Chart and figure data:
■ ■ ■ ■
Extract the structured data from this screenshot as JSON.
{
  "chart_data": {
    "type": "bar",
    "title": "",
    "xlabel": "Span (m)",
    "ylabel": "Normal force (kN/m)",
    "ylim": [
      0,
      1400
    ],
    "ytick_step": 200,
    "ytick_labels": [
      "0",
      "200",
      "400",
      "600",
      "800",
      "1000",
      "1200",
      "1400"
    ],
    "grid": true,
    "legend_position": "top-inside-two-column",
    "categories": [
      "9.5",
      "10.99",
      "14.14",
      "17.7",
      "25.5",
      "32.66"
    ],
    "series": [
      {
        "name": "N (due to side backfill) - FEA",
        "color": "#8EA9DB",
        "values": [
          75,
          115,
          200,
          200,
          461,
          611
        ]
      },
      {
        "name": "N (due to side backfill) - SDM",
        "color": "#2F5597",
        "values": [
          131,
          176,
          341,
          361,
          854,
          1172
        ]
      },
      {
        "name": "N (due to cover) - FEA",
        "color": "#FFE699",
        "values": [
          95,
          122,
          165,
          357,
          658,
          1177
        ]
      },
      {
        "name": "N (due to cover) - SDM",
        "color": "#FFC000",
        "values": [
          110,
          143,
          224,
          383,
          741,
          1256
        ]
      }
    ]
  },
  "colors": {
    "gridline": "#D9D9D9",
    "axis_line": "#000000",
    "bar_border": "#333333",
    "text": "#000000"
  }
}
■ ■ ■ ■
**Exercise task**. Set down the listing in full, keeping every word exactly as it is.

**Final answer**.
Extract the structured data from this screenshot as JSON.
{
  "chart_data": {
    "type": "bar",
    "title": "",
    "xlabel": "Span (m)",
    "ylabel": "Normal force (kN/m)",
    "ylim": [
      0,
      1400
    ],
    "ytick_step": 200,
    "ytick_labels": [
      "0",
      "200",
      "400",
      "600",
      "800",
      "1000",
      "1200",
      "1400"
    ],
    "grid": true,
    "legend_position": "top-inside-two-column",
    "categories": [
      "9.5",
      "10.99",
      "14.14",
      "17.7",
      "25.5",
      "32.66"
    ],
    "series": [
      {
        "name": "N (due to side backfill) - FEA",
        "color": "#8EA9DB",
        "values": [
          75,
          115,
          200,
          200,
          461,
          611
        ]
      },
      {
        "name": "N (due to side backfill) - SDM",
        "color": "#2F5597",
        "values": [
          131,
          176,
          341,
          361,
          854,
          1172
        ]
      },
      {
        "name": "N (due to cover) - FEA",
        "color": "#FFE699",
        "values": [
          95,
          122,
          165,
          357,
          658,
          1177
        ]
      },
      {
        "name": "N (due to cover) - SDM",
        "color": "#FFC000",
        "values": [
          110,
          143,
          224,
          383,
          741,
          1256
        ]
      }
    ]
  },
  "colors": {
    "gridline": "#D9D9D9",
    "axis_line": "#000000",
    "bar_border": "#333333",
    "text": "#000000"
  }
}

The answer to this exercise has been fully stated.